[Layout element annotations]
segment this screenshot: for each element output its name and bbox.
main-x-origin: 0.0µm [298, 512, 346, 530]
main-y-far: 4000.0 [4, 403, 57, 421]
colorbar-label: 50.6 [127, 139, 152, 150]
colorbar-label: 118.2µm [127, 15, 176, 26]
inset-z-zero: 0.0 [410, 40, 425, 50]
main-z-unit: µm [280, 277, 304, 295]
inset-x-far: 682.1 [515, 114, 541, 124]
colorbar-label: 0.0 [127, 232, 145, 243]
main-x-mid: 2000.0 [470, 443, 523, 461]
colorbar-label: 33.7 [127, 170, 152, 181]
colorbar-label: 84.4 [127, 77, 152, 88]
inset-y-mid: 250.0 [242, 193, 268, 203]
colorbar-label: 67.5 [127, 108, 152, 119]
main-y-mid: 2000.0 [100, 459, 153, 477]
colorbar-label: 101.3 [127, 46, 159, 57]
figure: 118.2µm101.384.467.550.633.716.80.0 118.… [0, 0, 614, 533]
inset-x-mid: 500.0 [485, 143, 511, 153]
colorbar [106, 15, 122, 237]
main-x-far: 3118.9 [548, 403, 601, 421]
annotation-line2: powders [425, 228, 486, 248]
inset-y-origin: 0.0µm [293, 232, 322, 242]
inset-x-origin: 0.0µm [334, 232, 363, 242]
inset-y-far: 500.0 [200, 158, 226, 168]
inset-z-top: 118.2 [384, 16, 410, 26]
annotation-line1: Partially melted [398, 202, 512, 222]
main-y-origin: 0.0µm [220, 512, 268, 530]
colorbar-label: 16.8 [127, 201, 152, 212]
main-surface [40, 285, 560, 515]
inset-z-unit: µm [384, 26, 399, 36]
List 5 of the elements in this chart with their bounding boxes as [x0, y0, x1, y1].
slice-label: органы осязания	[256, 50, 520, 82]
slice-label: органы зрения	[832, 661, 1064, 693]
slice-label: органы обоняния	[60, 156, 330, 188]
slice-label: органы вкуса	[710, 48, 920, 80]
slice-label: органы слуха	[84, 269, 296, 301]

Aim:
Reproduce the rows verbatim, beginning with the first line and continuing through the line containing "inset-z-unit: µm [384, 26, 399, 36]", with both of those lines included.

Complete answer:
segment this screenshot: for each element output its name and bbox.
main-x-origin: 0.0µm [298, 512, 346, 530]
main-y-far: 4000.0 [4, 403, 57, 421]
colorbar-label: 50.6 [127, 139, 152, 150]
colorbar-label: 118.2µm [127, 15, 176, 26]
inset-z-zero: 0.0 [410, 40, 425, 50]
main-z-unit: µm [280, 277, 304, 295]
inset-x-far: 682.1 [515, 114, 541, 124]
colorbar-label: 0.0 [127, 232, 145, 243]
main-x-mid: 2000.0 [470, 443, 523, 461]
colorbar-label: 33.7 [127, 170, 152, 181]
colorbar-label: 84.4 [127, 77, 152, 88]
inset-y-mid: 250.0 [242, 193, 268, 203]
colorbar-label: 67.5 [127, 108, 152, 119]
main-y-mid: 2000.0 [100, 459, 153, 477]
colorbar-label: 101.3 [127, 46, 159, 57]
figure: 118.2µm101.384.467.550.633.716.80.0 118.… [0, 0, 614, 533]
inset-x-mid: 500.0 [485, 143, 511, 153]
colorbar [106, 15, 122, 237]
main-x-far: 3118.9 [548, 403, 601, 421]
annotation-line2: powders [425, 228, 486, 248]
inset-y-origin: 0.0µm [293, 232, 322, 242]
inset-x-origin: 0.0µm [334, 232, 363, 242]
inset-y-far: 500.0 [200, 158, 226, 168]
inset-z-top: 118.2 [384, 16, 410, 26]
annotation-line1: Partially melted [398, 202, 512, 222]
main-y-origin: 0.0µm [220, 512, 268, 530]
colorbar-label: 16.8 [127, 201, 152, 212]
main-surface [40, 285, 560, 515]
inset-z-unit: µm [384, 26, 399, 36]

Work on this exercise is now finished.